Aim: Gather, from the listing beneath this task, every line holding the string "Customer".

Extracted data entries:

——

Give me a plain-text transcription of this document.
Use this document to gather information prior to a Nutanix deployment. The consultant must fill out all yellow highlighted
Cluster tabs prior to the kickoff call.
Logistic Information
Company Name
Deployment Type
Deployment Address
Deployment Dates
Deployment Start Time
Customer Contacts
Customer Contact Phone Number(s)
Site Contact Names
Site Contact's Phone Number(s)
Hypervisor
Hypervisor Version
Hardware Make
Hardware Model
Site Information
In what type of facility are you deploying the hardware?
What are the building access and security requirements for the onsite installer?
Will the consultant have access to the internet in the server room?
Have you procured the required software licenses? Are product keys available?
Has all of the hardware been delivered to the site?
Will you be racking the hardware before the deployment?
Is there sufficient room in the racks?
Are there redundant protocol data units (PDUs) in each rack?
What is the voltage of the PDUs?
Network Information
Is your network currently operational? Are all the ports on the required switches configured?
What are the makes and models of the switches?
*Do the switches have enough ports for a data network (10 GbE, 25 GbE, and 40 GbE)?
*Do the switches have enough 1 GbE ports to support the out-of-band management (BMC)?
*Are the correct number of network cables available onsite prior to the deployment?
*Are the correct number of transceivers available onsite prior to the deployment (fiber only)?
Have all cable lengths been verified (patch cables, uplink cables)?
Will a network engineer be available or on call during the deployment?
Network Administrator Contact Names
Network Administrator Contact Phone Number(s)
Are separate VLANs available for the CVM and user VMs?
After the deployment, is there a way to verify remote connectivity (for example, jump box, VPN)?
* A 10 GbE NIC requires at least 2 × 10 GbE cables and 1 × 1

——

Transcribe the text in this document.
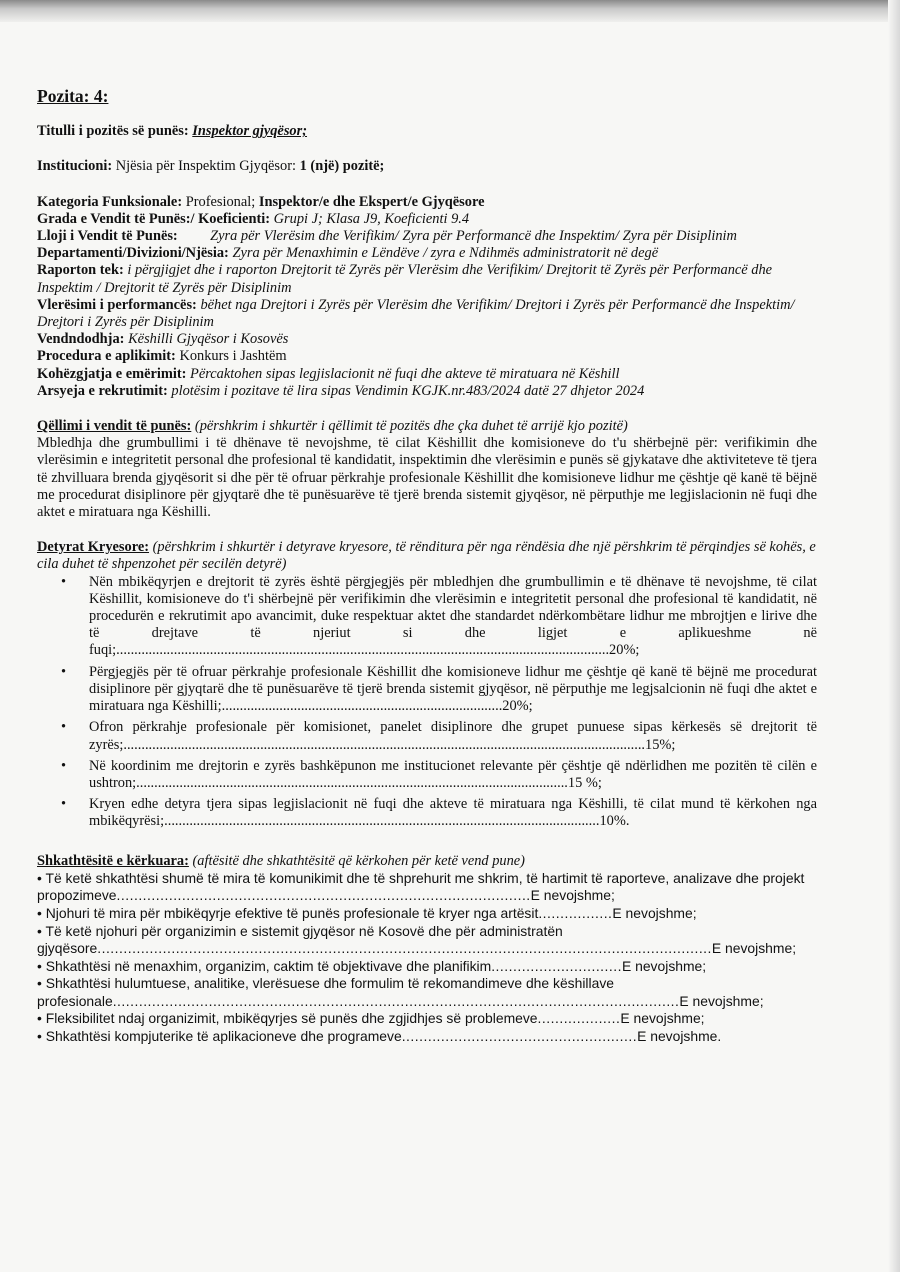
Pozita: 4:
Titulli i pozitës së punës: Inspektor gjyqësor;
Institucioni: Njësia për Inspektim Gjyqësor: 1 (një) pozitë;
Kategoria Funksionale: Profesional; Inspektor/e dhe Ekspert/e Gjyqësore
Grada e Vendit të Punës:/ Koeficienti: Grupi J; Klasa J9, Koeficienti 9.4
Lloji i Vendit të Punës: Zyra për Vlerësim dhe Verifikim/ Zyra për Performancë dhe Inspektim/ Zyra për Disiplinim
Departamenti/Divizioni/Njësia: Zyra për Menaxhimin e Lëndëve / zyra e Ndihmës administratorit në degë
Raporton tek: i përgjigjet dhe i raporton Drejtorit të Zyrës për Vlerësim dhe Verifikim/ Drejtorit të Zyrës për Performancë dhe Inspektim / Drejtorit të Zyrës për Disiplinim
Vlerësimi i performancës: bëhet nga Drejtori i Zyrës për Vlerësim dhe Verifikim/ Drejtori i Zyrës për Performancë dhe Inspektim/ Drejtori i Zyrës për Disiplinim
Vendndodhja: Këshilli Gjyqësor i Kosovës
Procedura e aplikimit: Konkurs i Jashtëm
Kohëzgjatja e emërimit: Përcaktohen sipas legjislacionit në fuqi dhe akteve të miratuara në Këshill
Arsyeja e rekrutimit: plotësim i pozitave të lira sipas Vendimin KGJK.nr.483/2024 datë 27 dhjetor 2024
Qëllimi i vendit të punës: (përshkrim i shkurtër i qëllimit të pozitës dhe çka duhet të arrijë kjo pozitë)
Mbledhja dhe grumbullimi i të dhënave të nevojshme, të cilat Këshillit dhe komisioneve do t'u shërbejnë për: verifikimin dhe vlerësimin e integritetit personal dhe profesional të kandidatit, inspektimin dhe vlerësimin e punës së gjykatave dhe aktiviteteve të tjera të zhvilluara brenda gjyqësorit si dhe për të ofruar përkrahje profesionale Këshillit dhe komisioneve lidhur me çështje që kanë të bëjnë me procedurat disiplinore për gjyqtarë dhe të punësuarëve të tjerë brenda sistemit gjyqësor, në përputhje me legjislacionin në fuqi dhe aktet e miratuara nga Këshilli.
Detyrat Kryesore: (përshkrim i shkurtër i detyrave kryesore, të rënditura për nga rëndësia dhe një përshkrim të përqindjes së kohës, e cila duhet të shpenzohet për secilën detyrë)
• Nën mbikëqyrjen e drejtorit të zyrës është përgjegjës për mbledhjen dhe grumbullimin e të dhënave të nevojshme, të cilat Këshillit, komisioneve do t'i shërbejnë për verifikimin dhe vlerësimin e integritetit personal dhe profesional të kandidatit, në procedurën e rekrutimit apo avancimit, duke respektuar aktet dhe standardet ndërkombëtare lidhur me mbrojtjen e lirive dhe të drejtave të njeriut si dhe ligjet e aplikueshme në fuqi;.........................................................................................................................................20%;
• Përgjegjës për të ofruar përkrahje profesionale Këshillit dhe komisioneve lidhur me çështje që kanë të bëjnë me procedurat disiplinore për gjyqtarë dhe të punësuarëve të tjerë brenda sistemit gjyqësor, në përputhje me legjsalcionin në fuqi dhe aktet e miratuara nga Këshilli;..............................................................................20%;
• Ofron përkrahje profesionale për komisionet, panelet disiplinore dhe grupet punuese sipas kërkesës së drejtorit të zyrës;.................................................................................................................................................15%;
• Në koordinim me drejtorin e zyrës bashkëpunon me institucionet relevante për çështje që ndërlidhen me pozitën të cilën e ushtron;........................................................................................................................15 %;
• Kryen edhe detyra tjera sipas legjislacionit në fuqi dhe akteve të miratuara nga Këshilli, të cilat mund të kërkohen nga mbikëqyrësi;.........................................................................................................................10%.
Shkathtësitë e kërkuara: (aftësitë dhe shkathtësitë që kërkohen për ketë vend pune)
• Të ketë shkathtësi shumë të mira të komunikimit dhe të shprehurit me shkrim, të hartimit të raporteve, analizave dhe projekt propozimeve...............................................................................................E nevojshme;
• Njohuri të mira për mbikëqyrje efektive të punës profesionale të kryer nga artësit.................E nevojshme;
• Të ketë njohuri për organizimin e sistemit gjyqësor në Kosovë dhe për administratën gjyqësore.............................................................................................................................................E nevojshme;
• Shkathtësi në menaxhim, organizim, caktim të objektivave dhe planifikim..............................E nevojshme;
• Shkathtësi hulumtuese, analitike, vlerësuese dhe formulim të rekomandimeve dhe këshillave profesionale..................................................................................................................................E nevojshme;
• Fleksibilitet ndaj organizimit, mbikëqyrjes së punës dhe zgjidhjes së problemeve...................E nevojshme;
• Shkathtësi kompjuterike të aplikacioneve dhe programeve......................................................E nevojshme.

——

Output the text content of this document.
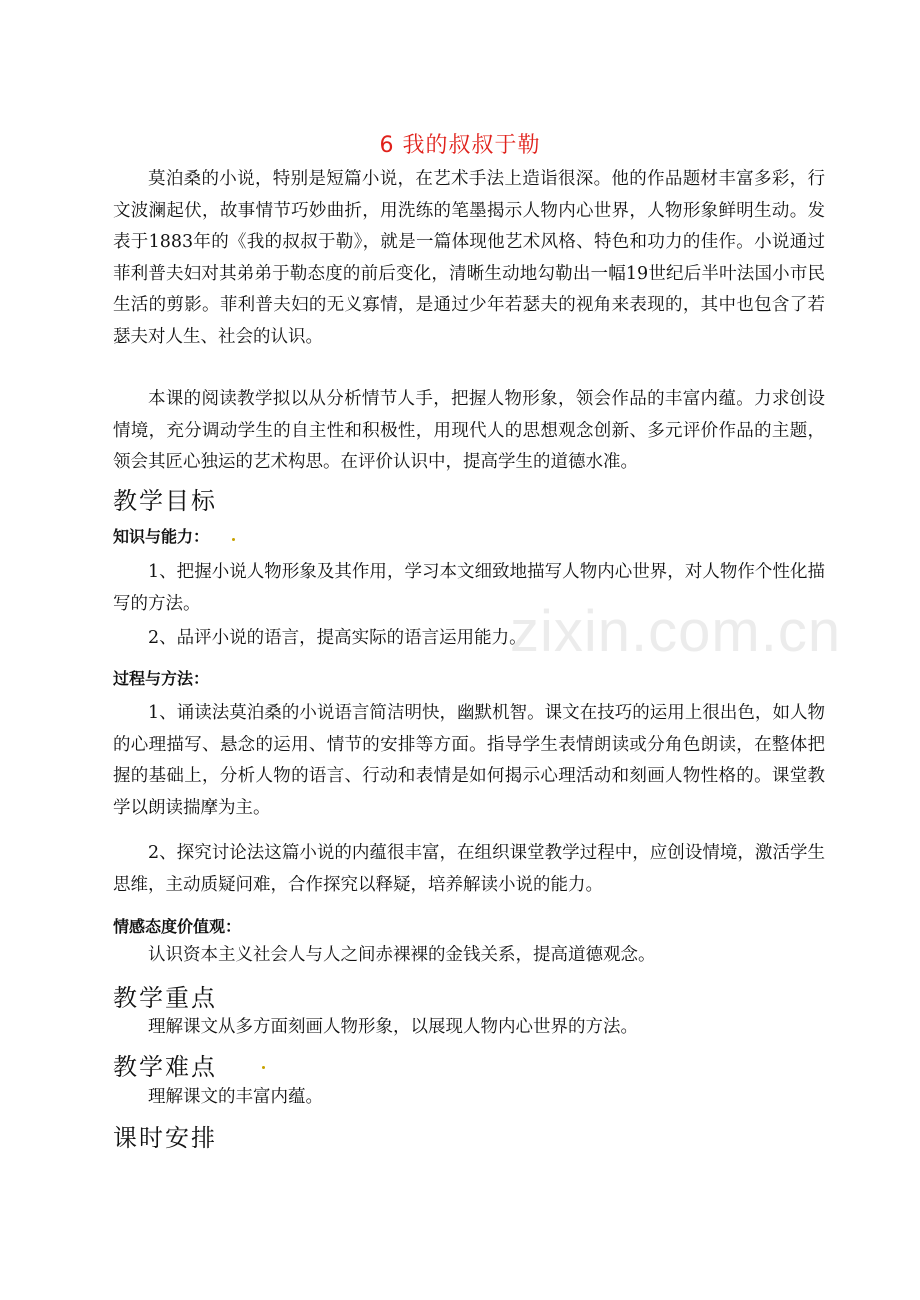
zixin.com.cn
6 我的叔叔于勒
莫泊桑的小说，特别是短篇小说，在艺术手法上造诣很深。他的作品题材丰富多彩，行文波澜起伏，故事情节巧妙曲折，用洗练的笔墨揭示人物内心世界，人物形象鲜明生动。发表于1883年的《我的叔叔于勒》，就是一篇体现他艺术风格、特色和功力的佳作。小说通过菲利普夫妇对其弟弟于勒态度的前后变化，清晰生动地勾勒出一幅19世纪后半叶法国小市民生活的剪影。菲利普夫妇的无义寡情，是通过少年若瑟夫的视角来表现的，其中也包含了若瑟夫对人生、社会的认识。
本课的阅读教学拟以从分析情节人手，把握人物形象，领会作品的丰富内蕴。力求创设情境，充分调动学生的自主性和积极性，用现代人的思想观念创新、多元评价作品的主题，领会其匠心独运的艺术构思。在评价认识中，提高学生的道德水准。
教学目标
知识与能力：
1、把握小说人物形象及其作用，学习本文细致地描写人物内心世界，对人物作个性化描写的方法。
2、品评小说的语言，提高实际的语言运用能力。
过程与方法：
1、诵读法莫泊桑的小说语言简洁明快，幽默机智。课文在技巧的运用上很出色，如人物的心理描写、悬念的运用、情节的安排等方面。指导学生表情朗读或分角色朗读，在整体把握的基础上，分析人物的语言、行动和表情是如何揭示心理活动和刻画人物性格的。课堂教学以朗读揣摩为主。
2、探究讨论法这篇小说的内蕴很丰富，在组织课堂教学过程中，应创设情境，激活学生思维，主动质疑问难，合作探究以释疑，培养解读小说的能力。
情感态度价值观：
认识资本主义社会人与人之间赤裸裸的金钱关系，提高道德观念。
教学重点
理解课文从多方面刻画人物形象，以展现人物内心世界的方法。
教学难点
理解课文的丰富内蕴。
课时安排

——

Answer to the task:
Customer Contacts
Customer Contact Phone Number(s)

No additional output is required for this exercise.